Short problem | Reproduce all of the material exactly as shown.

Items from a figure collection:

────────

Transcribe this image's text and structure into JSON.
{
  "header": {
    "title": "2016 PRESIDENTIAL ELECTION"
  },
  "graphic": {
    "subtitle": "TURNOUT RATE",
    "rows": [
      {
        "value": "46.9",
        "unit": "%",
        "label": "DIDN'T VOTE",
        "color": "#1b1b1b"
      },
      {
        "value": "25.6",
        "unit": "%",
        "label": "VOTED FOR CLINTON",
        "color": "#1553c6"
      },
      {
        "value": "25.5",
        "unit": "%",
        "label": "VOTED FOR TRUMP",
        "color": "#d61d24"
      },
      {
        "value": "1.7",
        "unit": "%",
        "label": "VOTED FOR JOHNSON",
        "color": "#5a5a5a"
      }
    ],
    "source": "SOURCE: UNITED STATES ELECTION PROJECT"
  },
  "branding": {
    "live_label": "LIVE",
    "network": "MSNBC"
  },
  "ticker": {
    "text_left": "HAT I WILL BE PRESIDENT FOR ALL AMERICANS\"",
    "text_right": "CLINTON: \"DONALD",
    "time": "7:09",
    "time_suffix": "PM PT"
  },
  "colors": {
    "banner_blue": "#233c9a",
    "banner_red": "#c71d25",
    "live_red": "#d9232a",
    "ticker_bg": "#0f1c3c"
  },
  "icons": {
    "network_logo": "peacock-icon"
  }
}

────────

Written response |
Transcribe this image's text and structure into JSON.
{
  "header": {
    "title": "2016 PRESIDENTIAL ELECTION"
  },
  "graphic": {
    "subtitle": "TURNOUT RATE",
    "rows": [
      {
        "value": "46.9",
        "unit": "%",
        "label": "DIDN'T VOTE",
        "color": "#1b1b1b"
      },
      {
        "value": "25.6",
        "unit": "%",
        "label": "VOTED FOR CLINTON",
        "color": "#1553c6"
      },
      {
        "value": "25.5",
        "unit": "%",
        "label": "VOTED FOR TRUMP",
        "color": "#d61d24"
      },
      {
        "value": "1.7",
        "unit": "%",
        "label": "VOTED FOR JOHNSON",
        "color": "#5a5a5a"
      }
    ],
    "source": "SOURCE: UNITED STATES ELECTION PROJECT"
  },
  "branding": {
    "live_label": "LIVE",
    "network": "MSNBC"
  },
  "ticker": {
    "text_left": "HAT I WILL BE PRESIDENT FOR ALL AMERICANS\"",
    "text_right": "CLINTON: \"DONALD",
    "time": "7:09",
    "time_suffix": "PM PT"
  },
  "colors": {
    "banner_blue": "#233c9a",
    "banner_red": "#c71d25",
    "live_red": "#d9232a",
    "ticker_bg": "#0f1c3c"
  },
  "icons": {
    "network_logo": "peacock-icon"
  }
}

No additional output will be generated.